Write the material out again exactly as it stands.

Source data
— Begin —

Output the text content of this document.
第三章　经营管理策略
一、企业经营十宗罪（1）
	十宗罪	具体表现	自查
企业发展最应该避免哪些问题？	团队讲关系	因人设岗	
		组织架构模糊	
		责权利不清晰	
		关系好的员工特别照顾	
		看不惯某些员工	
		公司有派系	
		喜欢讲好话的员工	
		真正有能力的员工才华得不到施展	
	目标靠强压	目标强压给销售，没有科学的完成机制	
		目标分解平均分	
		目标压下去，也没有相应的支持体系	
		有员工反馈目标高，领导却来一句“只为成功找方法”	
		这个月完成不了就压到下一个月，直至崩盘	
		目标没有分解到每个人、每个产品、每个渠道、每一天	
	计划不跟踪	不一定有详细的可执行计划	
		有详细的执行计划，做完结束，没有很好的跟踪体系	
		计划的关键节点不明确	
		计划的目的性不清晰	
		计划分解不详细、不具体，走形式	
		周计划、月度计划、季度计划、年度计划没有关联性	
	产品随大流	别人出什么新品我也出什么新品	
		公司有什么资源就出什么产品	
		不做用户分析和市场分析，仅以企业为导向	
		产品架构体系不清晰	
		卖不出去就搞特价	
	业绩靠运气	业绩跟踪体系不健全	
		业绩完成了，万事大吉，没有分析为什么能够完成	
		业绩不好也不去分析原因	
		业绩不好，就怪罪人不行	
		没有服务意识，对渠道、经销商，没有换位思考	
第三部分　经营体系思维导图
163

— End —

(Task response):
Output the text content of this document.
第三章　经营管理策略
一、企业经营十宗罪（1）
	十宗罪	具体表现	自查
企业发展最应该避免哪些问题？	团队讲关系	因人设岗	
		组织架构模糊	
		责权利不清晰	
		关系好的员工特别照顾	
		看不惯某些员工	
		公司有派系	
		喜欢讲好话的员工	
		真正有能力的员工才华得不到施展	
	目标靠强压	目标强压给销售，没有科学的完成机制	
		目标分解平均分	
		目标压下去，也没有相应的支持体系	
		有员工反馈目标高，领导却来一句“只为成功找方法”	
		这个月完成不了就压到下一个月，直至崩盘	
		目标没有分解到每个人、每个产品、每个渠道、每一天	
	计划不跟踪	不一定有详细的可执行计划	
		有详细的执行计划，做完结束，没有很好的跟踪体系	
		计划的关键节点不明确	
		计划的目的性不清晰	
		计划分解不详细、不具体，走形式	
		周计划、月度计划、季度计划、年度计划没有关联性	
	产品随大流	别人出什么新品我也出什么新品	
		公司有什么资源就出什么产品	
		不做用户分析和市场分析，仅以企业为导向	
		产品架构体系不清晰	
		卖不出去就搞特价	
	业绩靠运气	业绩跟踪体系不健全	
		业绩完成了，万事大吉，没有分析为什么能够完成	
		业绩不好也不去分析原因	
		业绩不好，就怪罪人不行	
		没有服务意识，对渠道、经销商，没有换位思考	
第三部分　经营体系思维导图
163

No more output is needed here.